# GIVEN INFORMATION:
- - - - - - -
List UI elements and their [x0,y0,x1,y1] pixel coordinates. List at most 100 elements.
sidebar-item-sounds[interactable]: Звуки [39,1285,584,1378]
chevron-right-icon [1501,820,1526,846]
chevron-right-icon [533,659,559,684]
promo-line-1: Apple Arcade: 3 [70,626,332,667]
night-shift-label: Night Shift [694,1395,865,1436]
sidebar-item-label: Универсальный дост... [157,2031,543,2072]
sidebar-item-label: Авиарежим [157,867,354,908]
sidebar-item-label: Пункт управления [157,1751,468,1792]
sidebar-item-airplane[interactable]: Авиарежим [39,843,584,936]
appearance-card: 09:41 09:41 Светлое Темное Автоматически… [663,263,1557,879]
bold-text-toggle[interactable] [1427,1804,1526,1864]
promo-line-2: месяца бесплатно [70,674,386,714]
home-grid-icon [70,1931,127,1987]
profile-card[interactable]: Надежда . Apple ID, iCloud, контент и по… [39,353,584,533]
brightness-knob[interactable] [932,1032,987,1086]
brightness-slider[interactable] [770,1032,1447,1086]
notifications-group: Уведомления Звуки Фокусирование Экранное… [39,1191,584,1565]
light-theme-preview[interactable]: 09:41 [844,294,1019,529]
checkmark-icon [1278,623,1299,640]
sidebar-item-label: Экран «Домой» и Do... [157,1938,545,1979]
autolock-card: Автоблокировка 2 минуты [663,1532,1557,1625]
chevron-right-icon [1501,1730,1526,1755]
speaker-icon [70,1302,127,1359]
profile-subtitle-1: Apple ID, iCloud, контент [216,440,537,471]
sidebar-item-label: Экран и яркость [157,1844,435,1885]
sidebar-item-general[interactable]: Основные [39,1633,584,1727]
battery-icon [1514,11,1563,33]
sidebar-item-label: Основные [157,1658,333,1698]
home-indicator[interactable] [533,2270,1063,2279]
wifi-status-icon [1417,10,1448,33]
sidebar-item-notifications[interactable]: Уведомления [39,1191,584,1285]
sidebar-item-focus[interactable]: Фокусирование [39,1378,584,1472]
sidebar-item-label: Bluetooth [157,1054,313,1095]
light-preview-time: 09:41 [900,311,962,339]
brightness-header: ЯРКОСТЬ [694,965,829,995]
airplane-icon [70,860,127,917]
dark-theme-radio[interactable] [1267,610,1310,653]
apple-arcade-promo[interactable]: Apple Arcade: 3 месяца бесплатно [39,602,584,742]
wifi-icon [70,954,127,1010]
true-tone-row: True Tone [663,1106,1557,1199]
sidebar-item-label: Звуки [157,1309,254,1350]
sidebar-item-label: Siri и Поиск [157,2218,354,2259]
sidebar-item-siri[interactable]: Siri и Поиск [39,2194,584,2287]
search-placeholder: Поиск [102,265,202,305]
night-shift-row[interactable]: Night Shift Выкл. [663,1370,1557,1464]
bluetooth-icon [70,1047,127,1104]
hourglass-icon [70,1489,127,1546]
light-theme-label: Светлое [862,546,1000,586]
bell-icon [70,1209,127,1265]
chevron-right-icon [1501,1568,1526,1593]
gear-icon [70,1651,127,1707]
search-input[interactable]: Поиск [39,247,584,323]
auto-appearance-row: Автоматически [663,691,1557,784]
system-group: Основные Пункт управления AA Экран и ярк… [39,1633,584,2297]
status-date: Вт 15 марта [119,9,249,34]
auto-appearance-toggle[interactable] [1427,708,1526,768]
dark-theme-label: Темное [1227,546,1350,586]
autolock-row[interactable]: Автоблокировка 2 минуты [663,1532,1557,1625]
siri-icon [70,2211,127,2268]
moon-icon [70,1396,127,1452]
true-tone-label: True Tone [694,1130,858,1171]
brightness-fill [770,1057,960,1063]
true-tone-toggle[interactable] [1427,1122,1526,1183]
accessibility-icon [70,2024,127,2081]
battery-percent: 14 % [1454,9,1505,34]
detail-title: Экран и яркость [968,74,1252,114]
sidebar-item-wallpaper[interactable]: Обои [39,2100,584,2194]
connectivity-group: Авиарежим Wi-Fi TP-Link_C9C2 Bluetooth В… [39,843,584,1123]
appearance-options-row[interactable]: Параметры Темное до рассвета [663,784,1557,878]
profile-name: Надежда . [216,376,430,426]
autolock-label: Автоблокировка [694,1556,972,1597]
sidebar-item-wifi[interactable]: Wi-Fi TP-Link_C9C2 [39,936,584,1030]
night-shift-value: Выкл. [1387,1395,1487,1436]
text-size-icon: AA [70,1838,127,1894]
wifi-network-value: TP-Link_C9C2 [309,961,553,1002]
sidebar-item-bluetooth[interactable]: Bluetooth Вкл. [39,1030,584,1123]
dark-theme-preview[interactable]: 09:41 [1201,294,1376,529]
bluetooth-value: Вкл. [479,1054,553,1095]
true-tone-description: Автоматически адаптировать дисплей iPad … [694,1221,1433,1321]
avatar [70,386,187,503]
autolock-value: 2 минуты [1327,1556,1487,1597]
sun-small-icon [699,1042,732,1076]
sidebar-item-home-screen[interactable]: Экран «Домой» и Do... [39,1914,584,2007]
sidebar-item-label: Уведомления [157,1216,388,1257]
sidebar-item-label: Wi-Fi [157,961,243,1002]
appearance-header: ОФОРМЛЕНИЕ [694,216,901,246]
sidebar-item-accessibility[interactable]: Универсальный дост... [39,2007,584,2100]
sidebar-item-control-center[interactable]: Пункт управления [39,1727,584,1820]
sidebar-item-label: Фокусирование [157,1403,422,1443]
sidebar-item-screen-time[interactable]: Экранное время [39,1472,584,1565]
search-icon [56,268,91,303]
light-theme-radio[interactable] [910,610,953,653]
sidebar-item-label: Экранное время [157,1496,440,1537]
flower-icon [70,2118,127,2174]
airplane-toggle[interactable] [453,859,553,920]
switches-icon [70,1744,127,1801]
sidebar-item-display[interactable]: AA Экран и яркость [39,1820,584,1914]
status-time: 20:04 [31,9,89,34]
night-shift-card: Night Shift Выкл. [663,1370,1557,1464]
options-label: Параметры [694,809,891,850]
- - - - - - -
# TASK DETAILS:
Copy out every line of the records above without alteration, from the first line through the line containing "sidebar-item-label: Универсальный дост...", both ends included.

# EXERCISE SOLUTION:
List UI elements and their [x0,y0,x1,y1] pixel coordinates. List at most 100 elements.
sidebar-item-sounds[interactable]: Звуки [39,1285,584,1378]
chevron-right-icon [1501,820,1526,846]
chevron-right-icon [533,659,559,684]
promo-line-1: Apple Arcade: 3 [70,626,332,667]
night-shift-label: Night Shift [694,1395,865,1436]
sidebar-item-label: Универсальный дост... [157,2031,543,2072]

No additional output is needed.